Stored records:
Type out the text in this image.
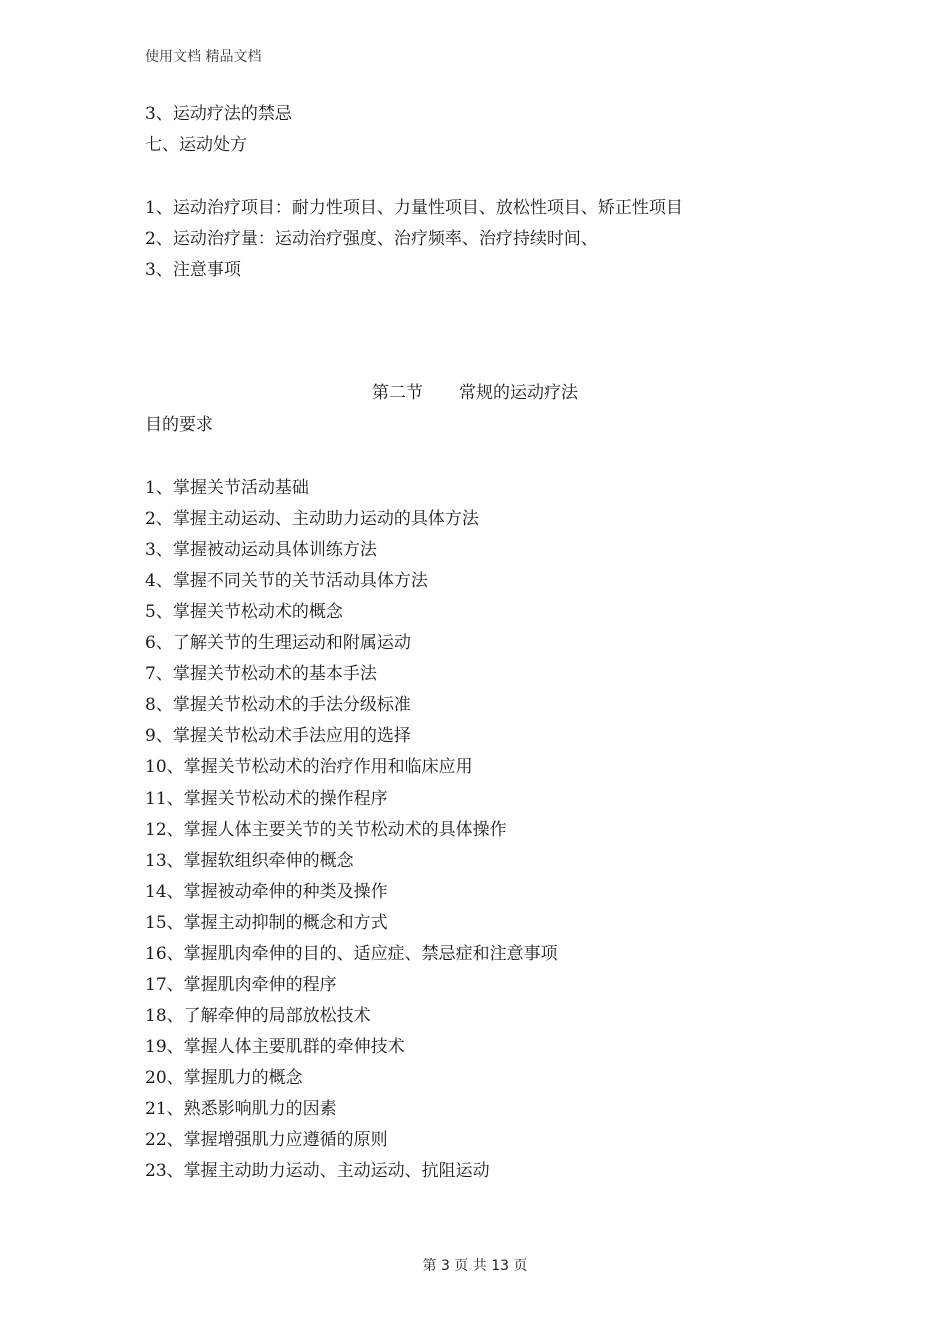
使用文档 精品文档
3、运动疗法的禁忌
七、运动处方
1、运动治疗项目：耐力性项目、力量性项目、放松性项目、矫正性项目
2、运动治疗量：运动治疗强度、治疗频率、治疗持续时间、
3、注意事项
第二节 常规的运动疗法
目的要求
1、掌握关节活动基础
2、掌握主动运动、主动助力运动的具体方法
3、掌握被动运动具体训练方法
4、掌握不同关节的关节活动具体方法
5、掌握关节松动术的概念
6、了解关节的生理运动和附属运动
7、掌握关节松动术的基本手法
8、掌握关节松动术的手法分级标准
9、掌握关节松动术手法应用的选择
10、掌握关节松动术的治疗作用和临床应用
11、掌握关节松动术的操作程序
12、掌握人体主要关节的关节松动术的具体操作
13、掌握软组织牵伸的概念
14、掌握被动牵伸的种类及操作
15、掌握主动抑制的概念和方式
16、掌握肌肉牵伸的目的、适应症、禁忌症和注意事项
17、掌握肌肉牵伸的程序
18、了解牵伸的局部放松技术
19、掌握人体主要肌群的牵伸技术
20、掌握肌力的概念
21、熟悉影响肌力的因素
22、掌握增强肌力应遵循的原则
23、掌握主动助力运动、主动运动、抗阻运动
第 3 页 共 13 页
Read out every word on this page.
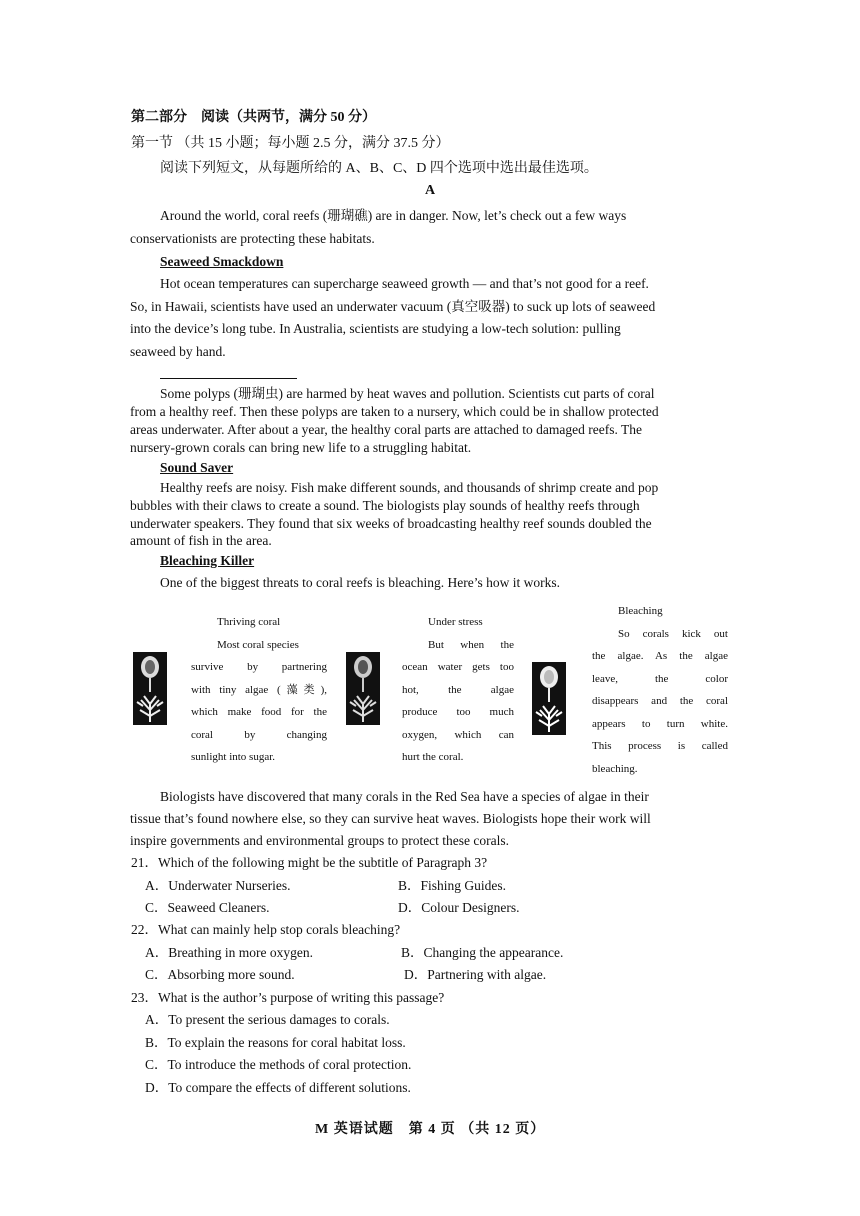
第二部分　阅读（共两节，满分 50 分）
第一节 （共 15 小题；每小题 2.5 分，满分 37.5 分）
阅读下列短文，从每题所给的 A、B、C、D 四个选项中选出最佳选项。
A
Around the world, coral reefs (珊瑚礁) are in danger. Now, let’s check out a few ways
conservationists are protecting these habitats.
Seaweed Smackdown
Hot ocean temperatures can supercharge seaweed growth — and that’s not good for a reef.
So, in Hawaii, scientists have used an underwater vacuum (真空吸器) to suck up lots of seaweed
into the device’s long tube. In Australia, scientists are studying a low-tech solution: pulling
seaweed by hand.
Some polyps (珊瑚虫) are harmed by heat waves and pollution. Scientists cut parts of coral
from a healthy reef. Then these polyps are taken to a nursery, which could be in shallow protected
areas underwater. After about a year, the healthy coral parts are attached to damaged reefs. The
nursery-grown corals can bring new life to a struggling habitat.
Sound Saver
Healthy reefs are noisy. Fish make different sounds, and thousands of shrimp create and pop
bubbles with their claws to create a sound. The biologists play sounds of healthy reefs through
underwater speakers. They found that six weeks of broadcasting healthy reef sounds doubled the
amount of fish in the area.
Bleaching Killer
One of the biggest threats to coral reefs is bleaching. Here’s how it works.
Thriving coral
Most coral species
survive by partnering
with tiny algae (藻类),
which make food for the
coral by changing
sunlight into sugar.
Under stress
But when the
ocean water gets too
hot, the algae
produce too much
oxygen, which can
hurt the coral.
Bleaching
So corals kick out
the algae. As the algae
leave, the color
disappears and the coral
appears to turn white.
This process is called
bleaching.
Biologists have discovered that many corals in the Red Sea have a species of algae in their
tissue that’s found nowhere else, so they can survive heat waves. Biologists hope their work will
inspire governments and environmental groups to protect these corals.
21．Which of the following might be the subtitle of Paragraph 3?
A．Underwater Nurseries.	B．Fishing Guides.
C．Seaweed Cleaners.	D．Colour Designers.
22．What can mainly help stop corals bleaching?
A．Breathing in more oxygen.	B．Changing the appearance.
C．Absorbing more sound.	D．Partnering with algae.
23．What is the author’s purpose of writing this passage?
A．To present the serious damages to corals.
B．To explain the reasons for coral habitat loss.
C．To introduce the methods of coral protection.
D．To compare the effects of different solutions.
M 英语试题　第 4 页 （共 12 页）
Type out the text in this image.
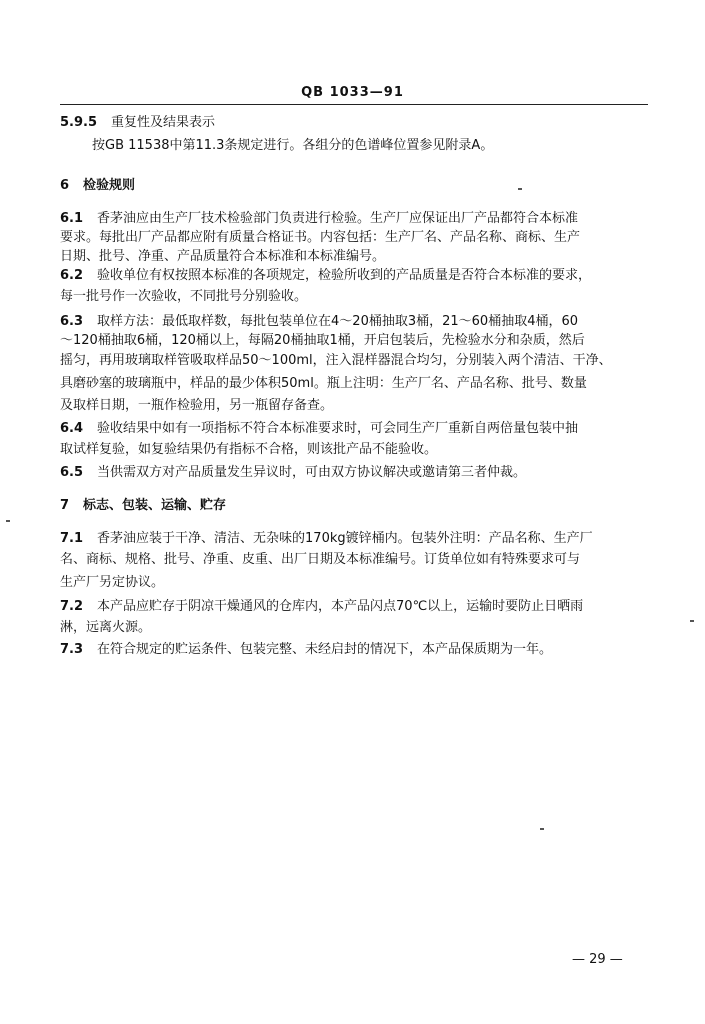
QB 1033—91
5.9.5 重复性及结果表示
按GB 11538中第11.3条规定进行。各组分的色谱峰位置参见附录A。
6 检验规则
6.1 香茅油应由生产厂技术检验部门负责进行检验。生产厂应保证出厂产品都符合本标准
要求。每批出厂产品都应附有质量合格证书。内容包括：生产厂名、产品名称、商标、生产
日期、批号、净重、产品质量符合本标准和本标准编号。
6.2 验收单位有权按照本标准的各项规定，检验所收到的产品质量是否符合本标准的要求，
每一批号作一次验收，不同批号分别验收。
6.3 取样方法：最低取样数，每批包装单位在4～20桶抽取3桶，21～60桶抽取4桶，60
～120桶抽取6桶，120桶以上，每隔20桶抽取1桶，开启包装后，先检验水分和杂质，然后
摇匀，再用玻璃取样管吸取样品50～100ml，注入混样器混合均匀，分别装入两个清洁、干净、
具磨砂塞的玻璃瓶中，样品的最少体积50ml。瓶上注明：生产厂名、产品名称、批号、数量
及取样日期，一瓶作检验用，另一瓶留存备查。
6.4 验收结果中如有一项指标不符合本标准要求时，可会同生产厂重新自两倍量包装中抽
取试样复验，如复验结果仍有指标不合格，则该批产品不能验收。
6.5 当供需双方对产品质量发生异议时，可由双方协议解决或邀请第三者仲裁。
7 标志、包装、运输、贮存
7.1 香茅油应装于干净、清洁、无杂味的170kg镀锌桶内。包装外注明：产品名称、生产厂
名、商标、规格、批号、净重、皮重、出厂日期及本标准编号。订货单位如有特殊要求可与
生产厂另定协议。
7.2 本产品应贮存于阴凉干燥通风的仓库内，本产品闪点70℃以上，运输时要防止日晒雨
淋，远离火源。
7.3 在符合规定的贮运条件、包装完整、未经启封的情况下，本产品保质期为一年。
— 29 —
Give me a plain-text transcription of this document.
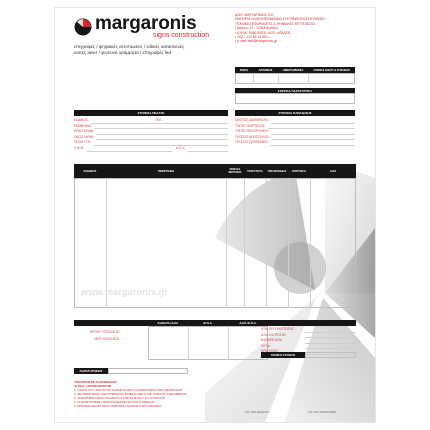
margaronis
signs construction
επιγραφές / ψηφιακές εκτυπώσεις / ειδικές κατασκευές
κοπές laser / φωτεινά γράμματα / επιγραφές led
ΑΛΕΞ ΜΑΡΓΑΡΩΝΗΣ Ο.Ε.
ΕΜΠΟΡΙΑ ΟΛΟΚΛΗΡΩΜΕΝΩΝ ΣΥΣΤΗΜΑΤΩΝ ΕΠΙΓΡΑΦΩΝ
ΤΕΧΝΙΚΕΣ ΕΦΑΡΜΟΓΕΣ & ΨΗΦΙΑΚΕΣ ΕΚΤΥΠΩΣΕΙΣ
• Αθηνών 17 - 12344 Αιγάλεω
• Α.Φ.Μ.: 099070679 • ΔΟΥ: ΑΙΓΑΛΕΩ
• ΤΗΛ.: 210 59 15 600 •
• e-mail: info@margaronis.gr
ΣΕΙΡΑ	ΑΡΙΘΜΟΣ	ΗΜΕΡΟΜΗΝΙΑ	ΑΡΙΘΜΟΣ ΕΙΔΟΥΣ & ΣΤΟΙΧΕΙΩΝ
ΣΧΕΤΙΚΑ ΠΑΡΑΣΤΑΤΙΚΑ
ΣΤΟΙΧΕΙΑ ΠΕΛΑΤΗ
ΚΩΔΙΚΟΣ:
ΕΠΩΝΥΜΙΑ:
ΕΠΑΓΓΕΛΜΑ:
ΟΔΟΣ / ΑΡΙΘ:
ΠΟΛΗ / Τ.Κ.:
Α.Φ.Μ.:	Δ.Ο.Υ.:
ΤΗΛ.:
ΣΤΟΙΧΕΙΑ ΠΑΡΑΔΟΣΗΣ
ΣΚΟΠΟΣ ΔΙΑΚΙΝΗΣΗΣ:
ΤΟΠΟΣ ΦΟΡΤΩΣΗΣ:
ΤΟΠΟΣ ΠΡΟΟΡΙΣΜΟΥ:
ΤΡΟΠΟΣ ΑΠΟΣΤΟΛΗΣ:
ΤΡΟΠΟΣ ΠΛΗΡΩΜΗΣ:
ΚΩΔΙΚΟΣ	ΠΕΡΙΓΡΑΦΗ	ΜΟΝΑΔΑ ΜΕΤΡΗΣΗΣ	ΠΟΣΟΤΗΤΑ	ΤΙΜΗ ΜΟΝΑΔΑΣ	ΕΚΠΤΩΣΗ	ΑΞΙΑ
www.margaronis.gr
ΚΑΘΑΡΗ ΑΞΙΑ	Φ.Π.Α.	ΑΞΙΑ Φ.Π.Α.
ΠΡΟΗΓ. ΥΠΟΛΟΙΠΟ:
ΝΕΟ ΥΠΟΛΟΙΠΟ:
ΑΞΙΑ ΠΡΟ ΕΚΠΤΩΣΗΣ
ΑΞΙΑ ΕΚΠΤΩΣΗΣ
ΚΑΘΑΡΗ ΑΞΙΑ
Φ.Π.Α.
ΓΕΝΙΚΟ ΣΥΝΟΛΟ
ΠΑΡΑΤΗΡΗΣΕΙΣ
ΥΠΟΧΡΕΩΣΕΙΣ ΚΑΤΑΘΕΣΕΩΝ
ALPHA: 101002340007766
1. Η ΑΞΙΑ ΤΟΥ ΠΑΡΟΝΤΟΣ ΠΑΡΑΣΤΑΤΙΚΟΥ ΚΑΤΑΒΑΛΛΕΤΑΙ ΤΟΙΣ ΜΕΤΡΗΤΟΙΣ
2. ΣΕ ΠΕΡΙΠΤΩΣΗ ΚΑΘΥΣΤΕΡΗΣΗΣ ΕΠΙΒΑΡΥΝΕΤΑΙ ΜΕ ΤΟΚΟΥΣ ΥΠΕΡΗΜΕΡΙΑΣ
3. ΤΑ ΕΜΠΟΡΕΥΜΑΤΑ ΤΑΞΙΔΕΥΟΥΝ ΜΕ ΕΥΘΥΝΗ ΤΟΥ ΑΓΟΡΑΣΤΗ
4. ΟΙ ΕΠΙΣΤΡΟΦΕΣ ΓΙΝΟΝΤΑΙ ΔΕΚΤΕΣ ΕΝΤΟΣ 8 ΗΜΕΡΩΝ
5. ΑΡΜΟΔΙΑ ΔΙΚΑΣΤΗΡΙΑ ΟΡΙΖΟΝΤΑΙ ΤΑ ΔΙΚΑΣΤΗΡΙΑ ΑΘΗΝΩΝ
ΓΙΑ ΤΗΝ ΕΚΔΟΣΗ	ΓΙΑ ΤΗΝ ΠΑΡΑΛΑΒΗ
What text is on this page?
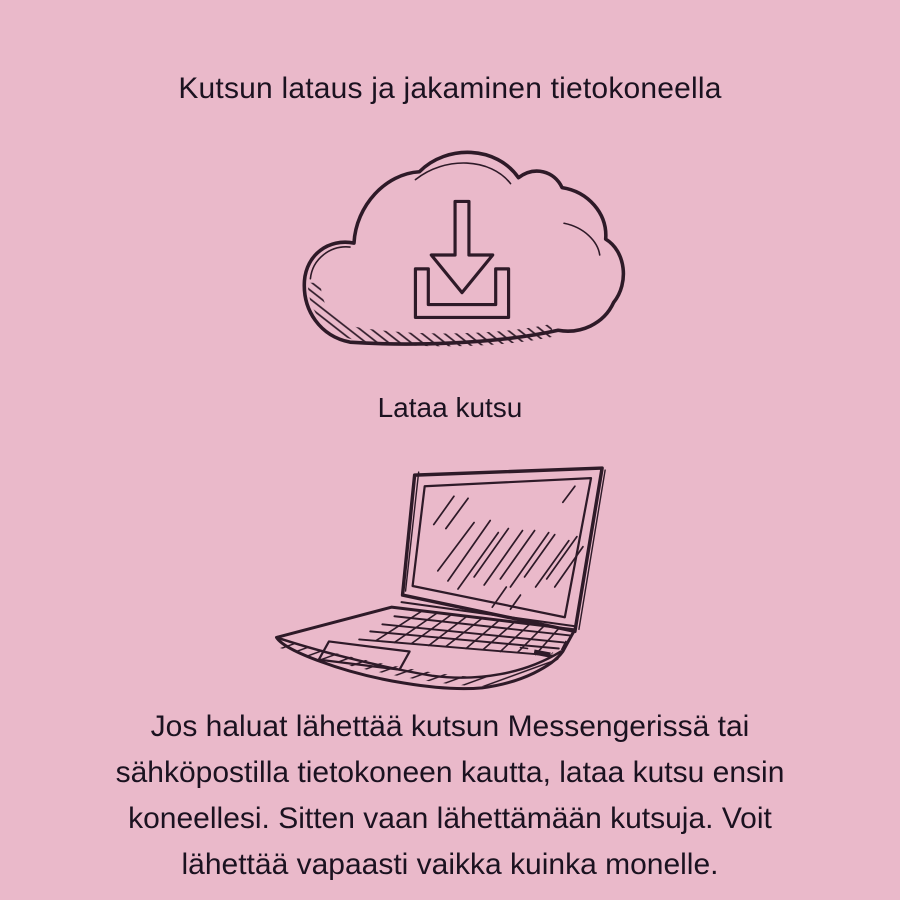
Kutsun lataus ja jakaminen tietokoneella
Lataa kutsu
Jos haluat lähettää kutsun Messengerissä tai
sähköpostilla tietokoneen kautta, lataa kutsu ensin
koneellesi. Sitten vaan lähettämään kutsuja. Voit
lähettää vapaasti vaikka kuinka monelle.
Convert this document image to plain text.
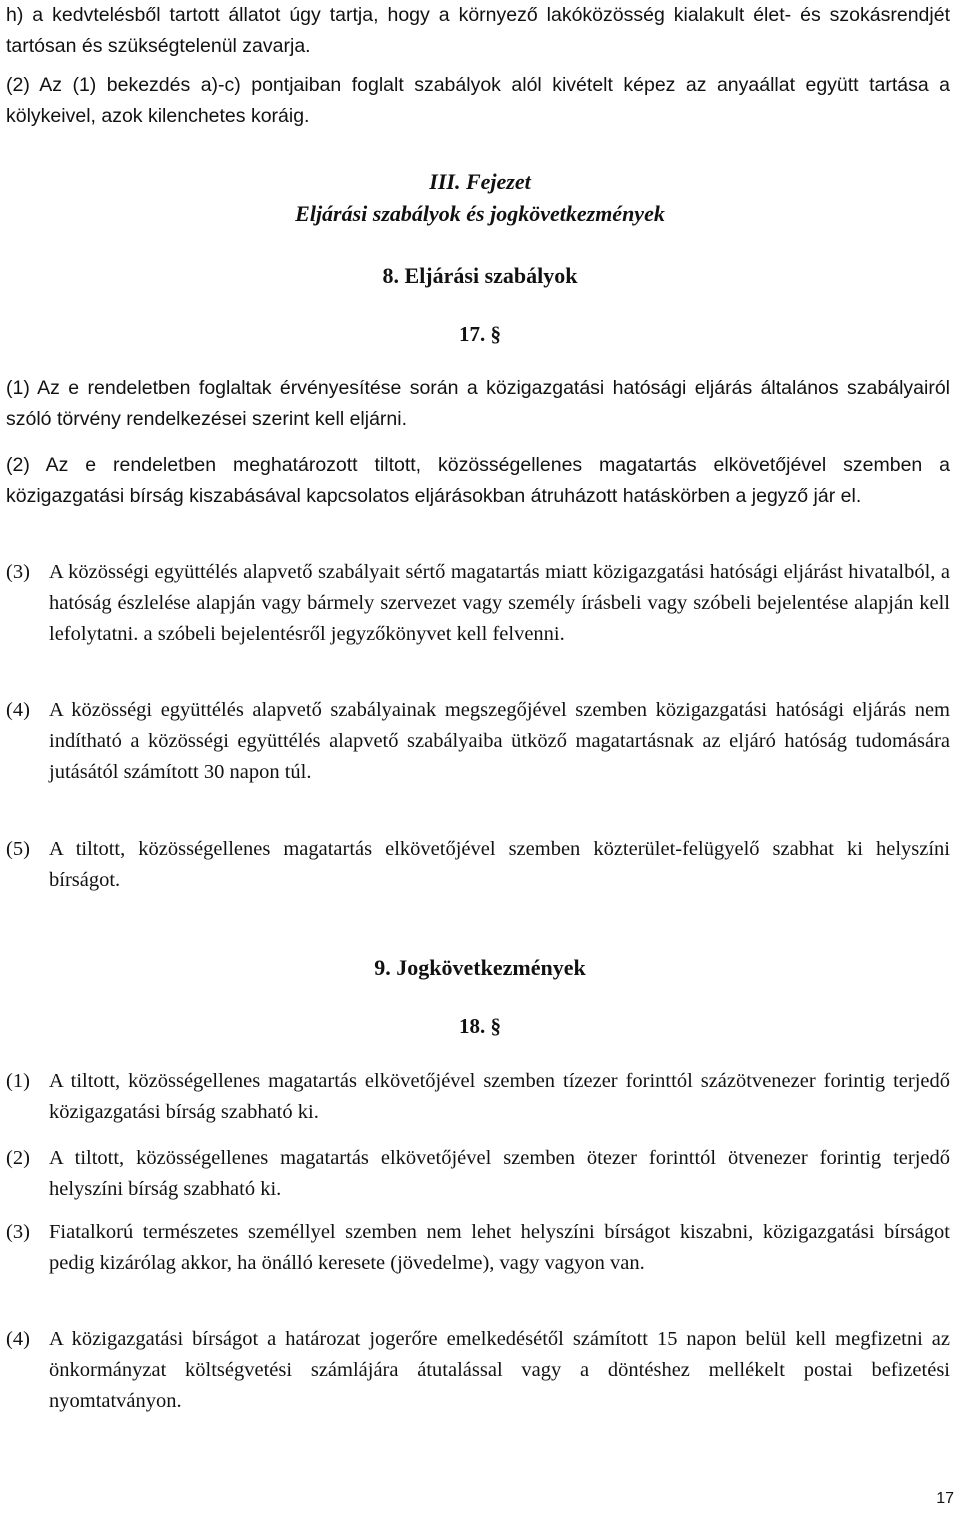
h) a kedvtelésből tartott állatot úgy tartja, hogy a környező lakóközösség kialakult élet- és szokásrendjét tartósan és szükségtelenül zavarja.
(2) Az (1) bekezdés a)-c) pontjaiban foglalt szabályok alól kivételt képez az anyaállat együtt tartása a kölykeivel, azok kilenchetes koráig.
III. Fejezet
Eljárási szabályok és jogkövetkezmények
8. Eljárási szabályok
17. §
(1) Az e rendeletben foglaltak érvényesítése során a közigazgatási hatósági eljárás általános szabályairól szóló törvény rendelkezései szerint kell eljárni.
(2) Az e rendeletben meghatározott tiltott, közösségellenes magatartás elkövetőjével szemben a közigazgatási bírság kiszabásával kapcsolatos eljárásokban átruházott hatáskörben a jegyző jár el.
(3) A közösségi együttélés alapvető szabályait sértő magatartás miatt közigazgatási hatósági eljárást hivatalból, a hatóság észlelése alapján vagy bármely szervezet vagy személy írásbeli vagy szóbeli bejelentése alapján kell lefolytatni. a szóbeli bejelentésről jegyzőkönyvet kell felvenni.
(4) A közösségi együttélés alapvető szabályainak megszegőjével szemben közigazgatási hatósági eljárás nem indítható a közösségi együttélés alapvető szabályaiba ütköző magatartásnak az eljáró hatóság tudomására jutásától számított 30 napon túl.
(5) A tiltott, közösségellenes magatartás elkövetőjével szemben közterület-felügyelő szabhat ki helyszíni bírságot.
9. Jogkövetkezmények
18. §
(1) A tiltott, közösségellenes magatartás elkövetőjével szemben tízezer forinttól százötvenezer forintig terjedő közigazgatási bírság szabható ki.
(2) A tiltott, közösségellenes magatartás elkövetőjével szemben ötezer forinttól ötvenezer forintig terjedő helyszíni bírság szabható ki.
(3) Fiatalkorú természetes személlyel szemben nem lehet helyszíni bírságot kiszabni, közigazgatási bírságot pedig kizárólag akkor, ha önálló keresete (jövedelme), vagy vagyon van.
(4) A közigazgatási bírságot a határozat jogerőre emelkedésétől számított 15 napon belül kell megfizetni az önkormányzat költségvetési számlájára átutalással vagy a döntéshez mellékelt postai befizetési nyomtatványon.
17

■ **Challenge**
How many of the lines above contain the string "ocean"? Give the number only.

■ **Finished task**
2